Stored data entries:
================================

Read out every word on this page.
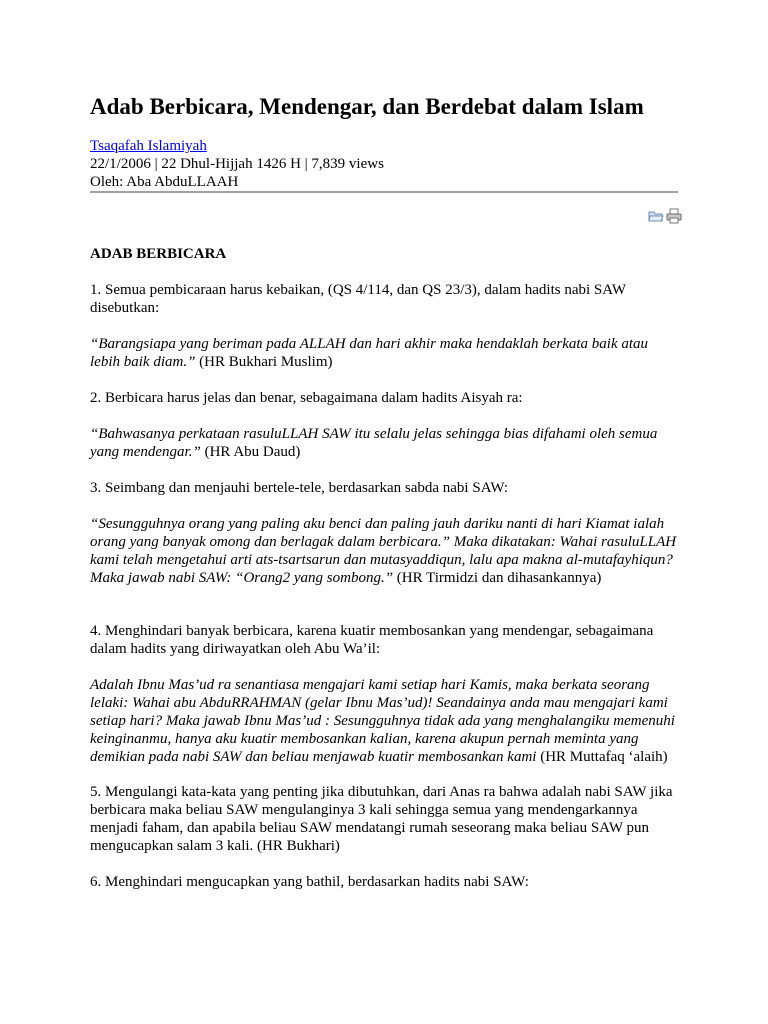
Adab Berbicara, Mendengar, dan Berdebat dalam Islam
Tsaqafah Islamiyah
22/1/2006 | 22 Dhul-Hijjah 1426 H | 7,839 views
Oleh: Aba AbduLLAAH
ADAB BERBICARA

1. Semua pembicaraan harus kebaikan, (QS 4/114, dan QS 23/3), dalam hadits nabi SAW disebutkan:

“Barangsiapa yang beriman pada ALLAH dan hari akhir maka hendaklah berkata baik atau lebih baik diam.” (HR Bukhari Muslim)

2. Berbicara harus jelas dan benar, sebagaimana dalam hadits Aisyah ra:

“Bahwasanya perkataan rasuluLLAH SAW itu selalu jelas sehingga bias difahami oleh semua yang mendengar.” (HR Abu Daud)

3. Seimbang dan menjauhi bertele-tele, berdasarkan sabda nabi SAW:

“Sesungguhnya orang yang paling aku benci dan paling jauh dariku nanti di hari Kiamat ialah orang yang banyak omong dan berlagak dalam berbicara.” Maka dikatakan: Wahai rasuluLLAH kami telah mengetahui arti ats-tsartsarun dan mutasyaddiqun, lalu apa makna al-mutafayhiqun? Maka jawab nabi SAW: “Orang2 yang sombong.” (HR Tirmidzi dan dihasankannya)

4. Menghindari banyak berbicara, karena kuatir membosankan yang mendengar, sebagaimana dalam hadits yang diriwayatkan oleh Abu Wa’il:

Adalah Ibnu Mas’ud ra senantiasa mengajari kami setiap hari Kamis, maka berkata seorang lelaki: Wahai abu AbduRRAHMAN (gelar Ibnu Mas’ud)! Seandainya anda mau mengajari kami setiap hari? Maka jawab Ibnu Mas’ud : Sesungguhnya tidak ada yang menghalangiku memenuhi keinginanmu, hanya aku kuatir membosankan kalian, karena akupun pernah meminta yang demikian pada nabi SAW dan beliau menjawab kuatir membosankan kami (HR Muttafaq ‘alaih)

5. Mengulangi kata-kata yang penting jika dibutuhkan, dari Anas ra bahwa adalah nabi SAW jika berbicara maka beliau SAW mengulanginya 3 kali sehingga semua yang mendengarkannya menjadi faham, dan apabila beliau SAW mendatangi rumah seseorang maka beliau SAW pun mengucapkan salam 3 kali. (HR Bukhari)

6. Menghindari mengucapkan yang bathil, berdasarkan hadits nabi SAW:
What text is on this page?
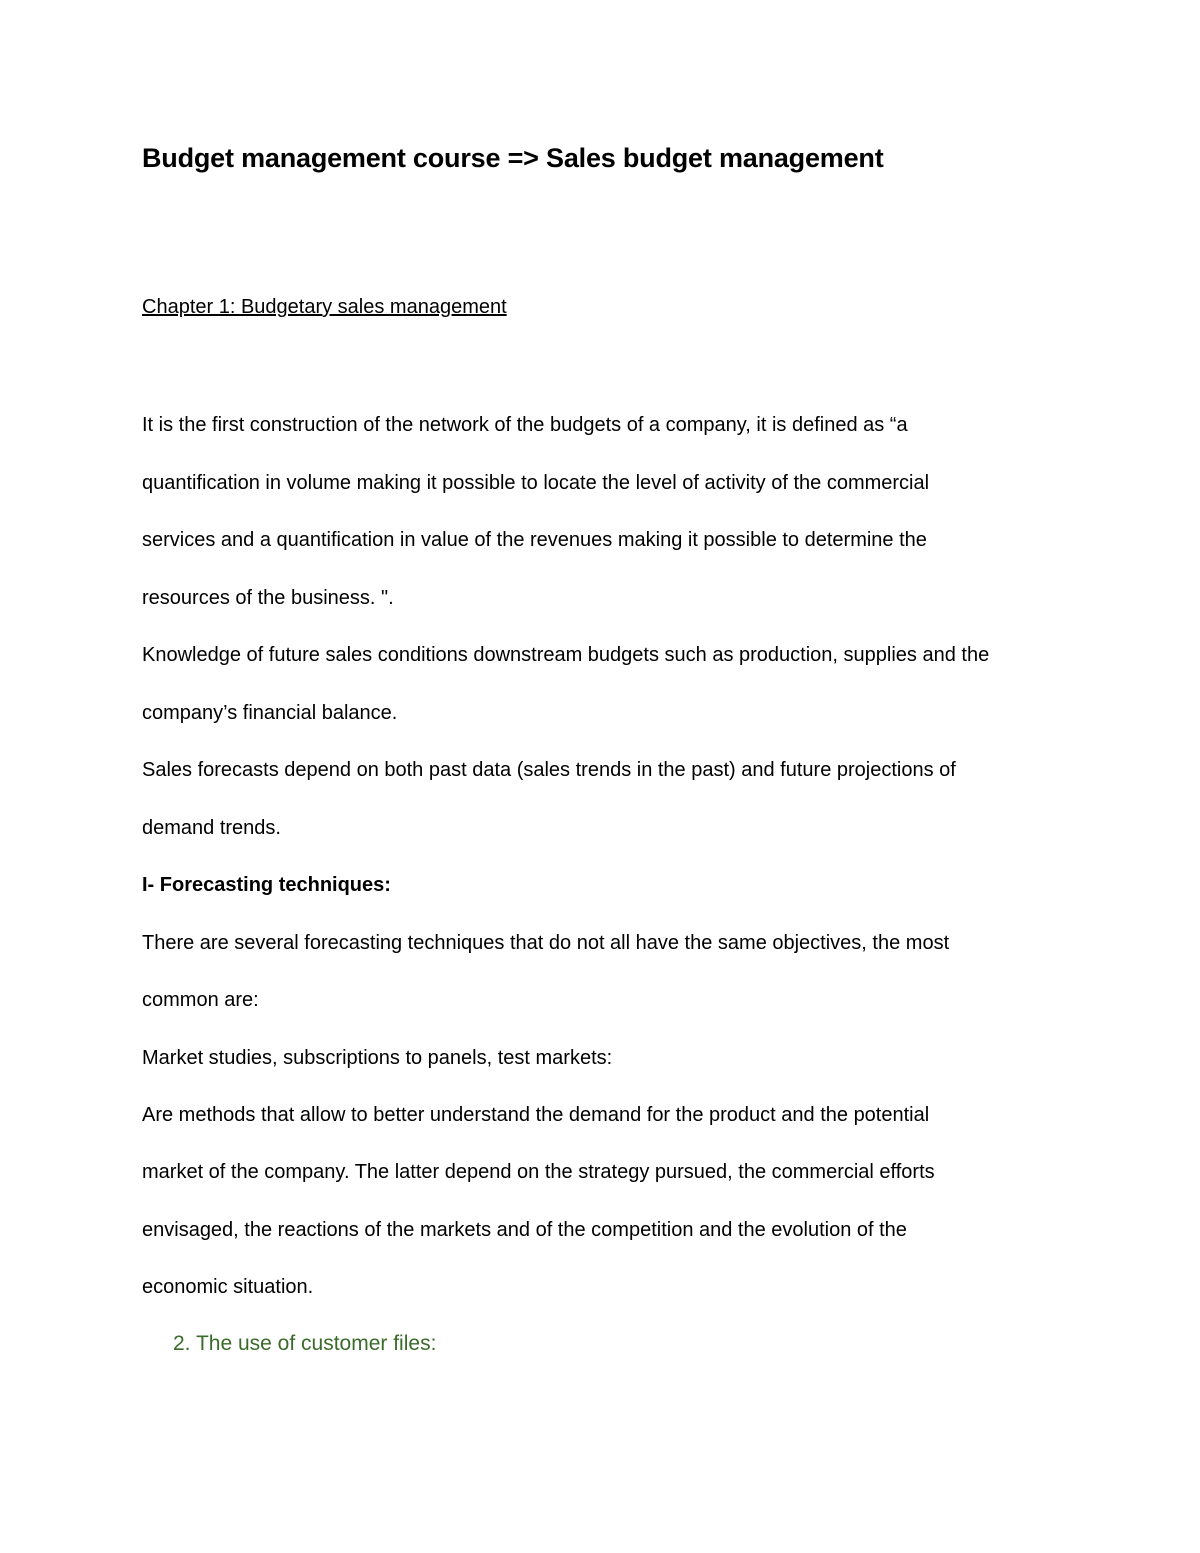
Budget management course => Sales budget management
Chapter 1: Budgetary sales management
It is the first construction of the network of the budgets of a company, it is defined as “a
quantification in volume making it possible to locate the level of activity of the commercial
services and a quantification in value of the revenues making it possible to determine the
resources of the business. ".
Knowledge of future sales conditions downstream budgets such as production, supplies and the
company’s financial balance.
Sales forecasts depend on both past data (sales trends in the past) and future projections of
demand trends.
I- Forecasting techniques:
There are several forecasting techniques that do not all have the same objectives, the most
common are:
Market studies, subscriptions to panels, test markets:
Are methods that allow to better understand the demand for the product and the potential
market of the company. The latter depend on the strategy pursued, the commercial efforts
envisaged, the reactions of the markets and of the competition and the evolution of the
economic situation.
2. The use of customer files:
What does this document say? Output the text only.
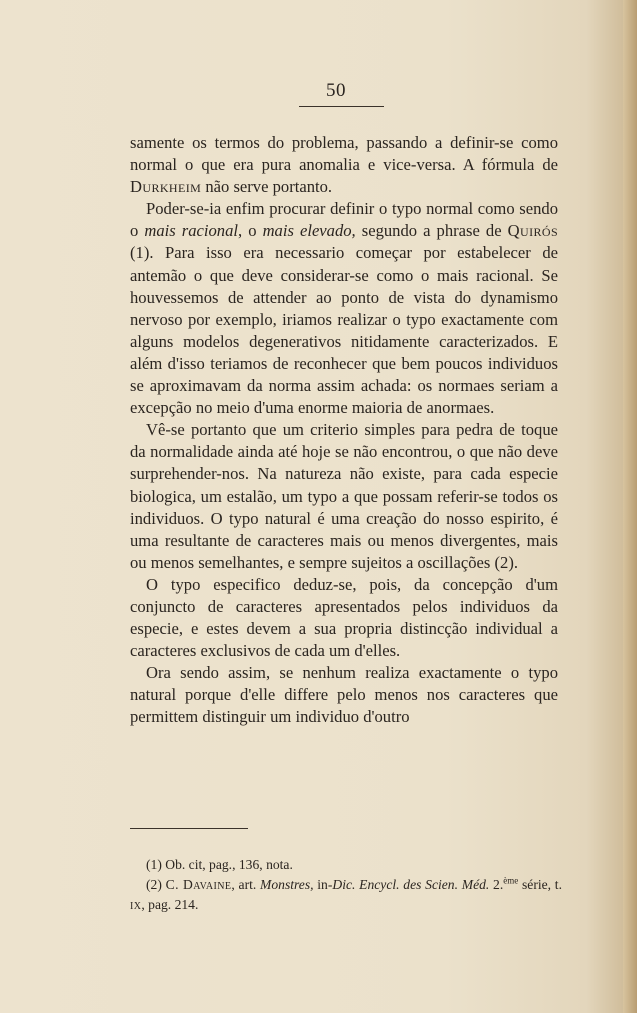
50

samente os termos do problema, passando a definir-se como normal o que era pura anomalia e vice-versa. A fórmula de Durkheim não serve portanto.

Poder-se-ia enfim procurar definir o typo normal como sendo o mais racional, o mais elevado, segundo a phrase de Quirós (1). Para isso era necessario começar por estabelecer de antemão o que deve considerar-se como o mais racional. Se houvessemos de attender ao ponto de vista do dynamismo nervoso por exemplo, iriamos realizar o typo exactamente com alguns modelos degenerativos nitidamente caracterizados. E além d'isso teriamos de reconhecer que bem poucos individuos se aproximavam da norma assim achada: os normaes seriam a excepção no meio d'uma enorme maioria de anormaes.

Vê-se portanto que um criterio simples para pedra de toque da normalidade ainda até hoje se não encontrou, o que não deve surprehender-nos. Na natureza não existe, para cada especie biologica, um estalão, um typo a que possam referir-se todos os individuos. O typo natural é uma creação do nosso espirito, é uma resultante de caracteres mais ou menos divergentes, mais ou menos semelhantes, e sempre sujeitos a oscillações (2).

O typo especifico deduz-se, pois, da concepção d'um conjuncto de caracteres apresentados pelos individuos da especie, e estes devem a sua propria distincção individual a caracteres exclusivos de cada um d'elles.

Ora sendo assim, se nenhum realiza exactamente o typo natural porque d'elle differe pelo menos nos caracteres que permittem distinguir um individuo d'outro

(1) Ob. cit, pag., 136, nota.

(2) C. Davaine, art. Monstres, in-Dic. Encycl. des Scien. Méd. 2.$^{ème}$ série, t. ix, pag. 214.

================================

#### REQUIREMENTS
Check each line of the records for the word "depend", and show the lines that contain it.

#### RESULT OF THIS TASK
Sales forecasts depend on both past data (sales trends in the past) and future projections of
market of the company. The latter depend on the strategy pursued, the commercial efforts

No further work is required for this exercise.